§ INPUT FOR THIS TASK
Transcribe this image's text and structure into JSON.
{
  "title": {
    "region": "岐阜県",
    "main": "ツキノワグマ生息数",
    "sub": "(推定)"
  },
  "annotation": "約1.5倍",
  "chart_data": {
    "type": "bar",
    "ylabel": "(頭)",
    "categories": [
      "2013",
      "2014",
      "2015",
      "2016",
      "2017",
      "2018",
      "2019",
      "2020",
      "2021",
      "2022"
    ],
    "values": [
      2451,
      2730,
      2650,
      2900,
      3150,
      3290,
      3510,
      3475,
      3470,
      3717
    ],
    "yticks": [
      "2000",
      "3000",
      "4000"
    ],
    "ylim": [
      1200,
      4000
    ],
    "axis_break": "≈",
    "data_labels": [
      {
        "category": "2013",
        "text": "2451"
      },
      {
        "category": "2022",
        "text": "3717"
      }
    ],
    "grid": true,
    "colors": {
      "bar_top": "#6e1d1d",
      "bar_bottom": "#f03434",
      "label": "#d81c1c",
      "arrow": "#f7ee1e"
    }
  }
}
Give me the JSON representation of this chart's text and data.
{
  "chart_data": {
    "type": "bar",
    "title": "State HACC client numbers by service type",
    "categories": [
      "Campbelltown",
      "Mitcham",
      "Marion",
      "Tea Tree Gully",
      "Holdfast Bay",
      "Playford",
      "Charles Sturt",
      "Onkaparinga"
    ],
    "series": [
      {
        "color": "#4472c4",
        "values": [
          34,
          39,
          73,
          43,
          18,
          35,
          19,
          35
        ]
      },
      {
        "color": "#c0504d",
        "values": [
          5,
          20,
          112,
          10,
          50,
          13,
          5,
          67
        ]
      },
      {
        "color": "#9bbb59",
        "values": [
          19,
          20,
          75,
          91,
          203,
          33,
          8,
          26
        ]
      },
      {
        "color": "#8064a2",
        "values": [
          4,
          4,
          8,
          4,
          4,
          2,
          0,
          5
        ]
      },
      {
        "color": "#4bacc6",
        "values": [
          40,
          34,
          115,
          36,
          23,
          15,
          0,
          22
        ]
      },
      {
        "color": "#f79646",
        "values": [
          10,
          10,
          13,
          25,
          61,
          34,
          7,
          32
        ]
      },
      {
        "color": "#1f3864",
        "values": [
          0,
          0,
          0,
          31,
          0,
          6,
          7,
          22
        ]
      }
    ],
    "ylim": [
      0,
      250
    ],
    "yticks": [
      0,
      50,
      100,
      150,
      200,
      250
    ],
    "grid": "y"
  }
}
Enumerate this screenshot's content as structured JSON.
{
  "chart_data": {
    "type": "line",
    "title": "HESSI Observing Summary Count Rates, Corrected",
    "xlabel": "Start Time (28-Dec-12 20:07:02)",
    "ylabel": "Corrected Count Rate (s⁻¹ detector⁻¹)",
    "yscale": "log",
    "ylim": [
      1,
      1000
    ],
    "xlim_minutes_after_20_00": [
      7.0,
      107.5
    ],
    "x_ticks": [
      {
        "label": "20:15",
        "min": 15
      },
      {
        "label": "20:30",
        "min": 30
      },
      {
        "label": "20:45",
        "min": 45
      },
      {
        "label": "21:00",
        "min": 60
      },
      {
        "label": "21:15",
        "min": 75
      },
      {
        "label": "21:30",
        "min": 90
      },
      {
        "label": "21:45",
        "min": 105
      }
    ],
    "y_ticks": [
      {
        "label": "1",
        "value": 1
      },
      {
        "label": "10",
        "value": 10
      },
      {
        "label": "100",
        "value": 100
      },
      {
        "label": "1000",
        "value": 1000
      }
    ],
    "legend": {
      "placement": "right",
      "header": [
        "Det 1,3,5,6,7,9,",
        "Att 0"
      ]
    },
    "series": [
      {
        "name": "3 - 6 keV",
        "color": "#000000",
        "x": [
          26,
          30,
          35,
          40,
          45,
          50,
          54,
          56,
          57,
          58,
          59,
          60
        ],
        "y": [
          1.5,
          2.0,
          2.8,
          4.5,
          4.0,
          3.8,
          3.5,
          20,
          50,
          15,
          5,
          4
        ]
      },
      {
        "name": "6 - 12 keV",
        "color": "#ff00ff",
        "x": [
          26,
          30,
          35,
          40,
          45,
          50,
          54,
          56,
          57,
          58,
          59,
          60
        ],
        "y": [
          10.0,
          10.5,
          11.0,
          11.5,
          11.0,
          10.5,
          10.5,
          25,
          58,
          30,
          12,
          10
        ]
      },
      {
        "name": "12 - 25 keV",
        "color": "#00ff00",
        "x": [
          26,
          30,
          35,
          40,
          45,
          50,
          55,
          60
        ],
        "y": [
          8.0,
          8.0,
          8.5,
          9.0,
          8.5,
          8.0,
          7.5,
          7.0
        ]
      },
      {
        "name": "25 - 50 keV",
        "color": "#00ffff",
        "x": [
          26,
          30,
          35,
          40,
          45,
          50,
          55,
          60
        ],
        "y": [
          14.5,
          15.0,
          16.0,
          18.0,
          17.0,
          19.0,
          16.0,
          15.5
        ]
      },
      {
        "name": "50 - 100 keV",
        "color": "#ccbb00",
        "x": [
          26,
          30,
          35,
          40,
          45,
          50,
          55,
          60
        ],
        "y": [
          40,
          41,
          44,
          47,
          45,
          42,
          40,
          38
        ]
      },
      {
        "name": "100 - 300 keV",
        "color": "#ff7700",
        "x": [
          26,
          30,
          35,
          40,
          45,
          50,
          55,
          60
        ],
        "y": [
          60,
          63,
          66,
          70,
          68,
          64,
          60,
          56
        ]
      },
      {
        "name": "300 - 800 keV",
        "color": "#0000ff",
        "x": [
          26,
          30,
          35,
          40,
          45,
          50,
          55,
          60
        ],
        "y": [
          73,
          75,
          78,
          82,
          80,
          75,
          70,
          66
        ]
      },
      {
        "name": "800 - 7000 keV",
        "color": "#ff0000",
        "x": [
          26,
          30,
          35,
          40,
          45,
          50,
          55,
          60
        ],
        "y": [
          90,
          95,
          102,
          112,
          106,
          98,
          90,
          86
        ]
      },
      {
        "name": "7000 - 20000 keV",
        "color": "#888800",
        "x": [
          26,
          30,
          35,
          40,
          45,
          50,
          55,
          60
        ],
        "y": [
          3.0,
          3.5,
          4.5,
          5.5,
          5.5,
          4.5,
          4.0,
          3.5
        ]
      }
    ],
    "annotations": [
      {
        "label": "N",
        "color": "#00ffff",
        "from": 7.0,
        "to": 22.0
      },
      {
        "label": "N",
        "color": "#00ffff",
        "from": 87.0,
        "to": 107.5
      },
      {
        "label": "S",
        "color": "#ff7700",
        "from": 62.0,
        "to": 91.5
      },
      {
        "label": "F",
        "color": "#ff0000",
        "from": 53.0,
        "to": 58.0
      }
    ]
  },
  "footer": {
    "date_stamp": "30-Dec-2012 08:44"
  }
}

§ TASK DIRECTIONS
Extract the complete listing verbatim.

§ SOLVED EXERCISE
Transcribe this image's text and structure into JSON.
{
  "title": {
    "region": "岐阜県",
    "main": "ツキノワグマ生息数",
    "sub": "(推定)"
  },
  "annotation": "約1.5倍",
  "chart_data": {
    "type": "bar",
    "ylabel": "(頭)",
    "categories": [
      "2013",
      "2014",
      "2015",
      "2016",
      "2017",
      "2018",
      "2019",
      "2020",
      "2021",
      "2022"
    ],
    "values": [
      2451,
      2730,
      2650,
      2900,
      3150,
      3290,
      3510,
      3475,
      3470,
      3717
    ],
    "yticks": [
      "2000",
      "3000",
      "4000"
    ],
    "ylim": [
      1200,
      4000
    ],
    "axis_break": "≈",
    "data_labels": [
      {
        "category": "2013",
        "text": "2451"
      },
      {
        "category": "2022",
        "text": "3717"
      }
    ],
    "grid": true,
    "colors": {
      "bar_top": "#6e1d1d",
      "bar_bottom": "#f03434",
      "label": "#d81c1c",
      "arrow": "#f7ee1e"
    }
  }
}
Give me the JSON representation of this chart's text and data.
{
  "chart_data": {
    "type": "bar",
    "title": "State HACC client numbers by service type",
    "categories": [
      "Campbelltown",
      "Mitcham",
      "Marion",
      "Tea Tree Gully",
      "Holdfast Bay",
      "Playford",
      "Charles Sturt",
      "Onkaparinga"
    ],
    "series": [
      {
        "color": "#4472c4",
        "values": [
          34,
          39,
          73,
          43,
          18,
          35,
          19,
          35
        ]
      },
      {
        "color": "#c0504d",
        "values": [
          5,
          20,
          112,
          10,
          50,
          13,
          5,
          67
        ]
      },
      {
        "color": "#9bbb59",
        "values": [
          19,
          20,
          75,
          91,
          203,
          33,
          8,
          26
        ]
      },
      {
        "color": "#8064a2",
        "values": [
          4,
          4,
          8,
          4,
          4,
          2,
          0,
          5
        ]
      },
      {
        "color": "#4bacc6",
        "values": [
          40,
          34,
          115,
          36,
          23,
          15,
          0,
          22
        ]
      },
      {
        "color": "#f79646",
        "values": [
          10,
          10,
          13,
          25,
          61,
          34,
          7,
          32
        ]
      },
      {
        "color": "#1f3864",
        "values": [
          0,
          0,
          0,
          31,
          0,
          6,
          7,
          22
        ]
      }
    ],
    "ylim": [
      0,
      250
    ],
    "yticks": [
      0,
      50,
      100,
      150,
      200,
      250
    ],
    "grid": "y"
  }
}
Enumerate this screenshot's content as structured JSON.
{
  "chart_data": {
    "type": "line",
    "title": "HESSI Observing Summary Count Rates, Corrected",
    "xlabel": "Start Time (28-Dec-12 20:07:02)",
    "ylabel": "Corrected Count Rate (s⁻¹ detector⁻¹)",
    "yscale": "log",
    "ylim": [
      1,
      1000
    ],
    "xlim_minutes_after_20_00": [
      7.0,
      107.5
    ],
    "x_ticks": [
      {
        "label": "20:15",
        "min": 15
      },
      {
        "label": "20:30",
        "min": 30
      },
      {
        "label": "20:45",
        "min": 45
      },
      {
        "label": "21:00",
        "min": 60
      },
      {
        "label": "21:15",
        "min": 75
      },
      {
        "label": "21:30",
        "min": 90
      },
      {
        "label": "21:45",
        "min": 105
      }
    ],
    "y_ticks": [
      {
        "label": "1",
        "value": 1
      },
      {
        "label": "10",
        "value": 10
      },
      {
        "label": "100",
        "value": 100
      },
      {
        "label": "1000",
        "value": 1000
      }
    ],
    "legend": {
      "placement": "right",
      "header": [
        "Det 1,3,5,6,7,9,",
        "Att 0"
      ]
    },
    "series": [
      {
        "name": "3 - 6 keV",
        "color": "#000000",
        "x": [
          26,
          30,
          35,
          40,
          45,
          50,
          54,
          56,
          57,
          58,
          59,
          60
        ],
        "y": [
          1.5,
          2.0,
          2.8,
          4.5,
          4.0,
          3.8,
          3.5,
          20,
          50,
          15,
          5,
          4
        ]
      },
      {
        "name": "6 - 12 keV",
        "color": "#ff00ff",
        "x": [
          26,
          30,
          35,
          40,
          45,
          50,
          54,
          56,
          57,
          58,
          59,
          60
        ],
        "y": [
          10.0,
          10.5,
          11.0,
          11.5,
          11.0,
          10.5,
          10.5,
          25,
          58,
          30,
          12,
          10
        ]
      },
      {
        "name": "12 - 25 keV",
        "color": "#00ff00",
        "x": [
          26,
          30,
          35,
          40,
          45,
          50,
          55,
          60
        ],
        "y": [
          8.0,
          8.0,
          8.5,
          9.0,
          8.5,
          8.0,
          7.5,
          7.0
        ]
      },
      {
        "name": "25 - 50 keV",
        "color": "#00ffff",
        "x": [
          26,
          30,
          35,
          40,
          45,
          50,
          55,
          60
        ],
        "y": [
          14.5,
          15.0,
          16.0,
          18.0,
          17.0,
          19.0,
          16.0,
          15.5
        ]
      },
      {
        "name": "50 - 100 keV",
        "color": "#ccbb00",
        "x": [
          26,
          30,
          35,
          40,
          45,
          50,
          55,
          60
        ],
        "y": [
          40,
          41,
          44,
          47,
          45,
          42,
          40,
          38
        ]
      },
      {
        "name": "100 - 300 keV",
        "color": "#ff7700",
        "x": [
          26,
          30,
          35,
          40,
          45,
          50,
          55,
          60
        ],
        "y": [
          60,
          63,
          66,
          70,
          68,
          64,
          60,
          56
        ]
      },
      {
        "name": "300 - 800 keV",
        "color": "#0000ff",
        "x": [
          26,
          30,
          35,
          40,
          45,
          50,
          55,
          60
        ],
        "y": [
          73,
          75,
          78,
          82,
          80,
          75,
          70,
          66
        ]
      },
      {
        "name": "800 - 7000 keV",
        "color": "#ff0000",
        "x": [
          26,
          30,
          35,
          40,
          45,
          50,
          55,
          60
        ],
        "y": [
          90,
          95,
          102,
          112,
          106,
          98,
          90,
          86
        ]
      },
      {
        "name": "7000 - 20000 keV",
        "color": "#888800",
        "x": [
          26,
          30,
          35,
          40,
          45,
          50,
          55,
          60
        ],
        "y": [
          3.0,
          3.5,
          4.5,
          5.5,
          5.5,
          4.5,
          4.0,
          3.5
        ]
      }
    ],
    "annotations": [
      {
        "label": "N",
        "color": "#00ffff",
        "from": 7.0,
        "to": 22.0
      },
      {
        "label": "N",
        "color": "#00ffff",
        "from": 87.0,
        "to": 107.5
      },
      {
        "label": "S",
        "color": "#ff7700",
        "from": 62.0,
        "to": 91.5
      },
      {
        "label": "F",
        "color": "#ff0000",
        "from": 53.0,
        "to": 58.0
      }
    ]
  },
  "footer": {
    "date_stamp": "30-Dec-2012 08:44"
  }
}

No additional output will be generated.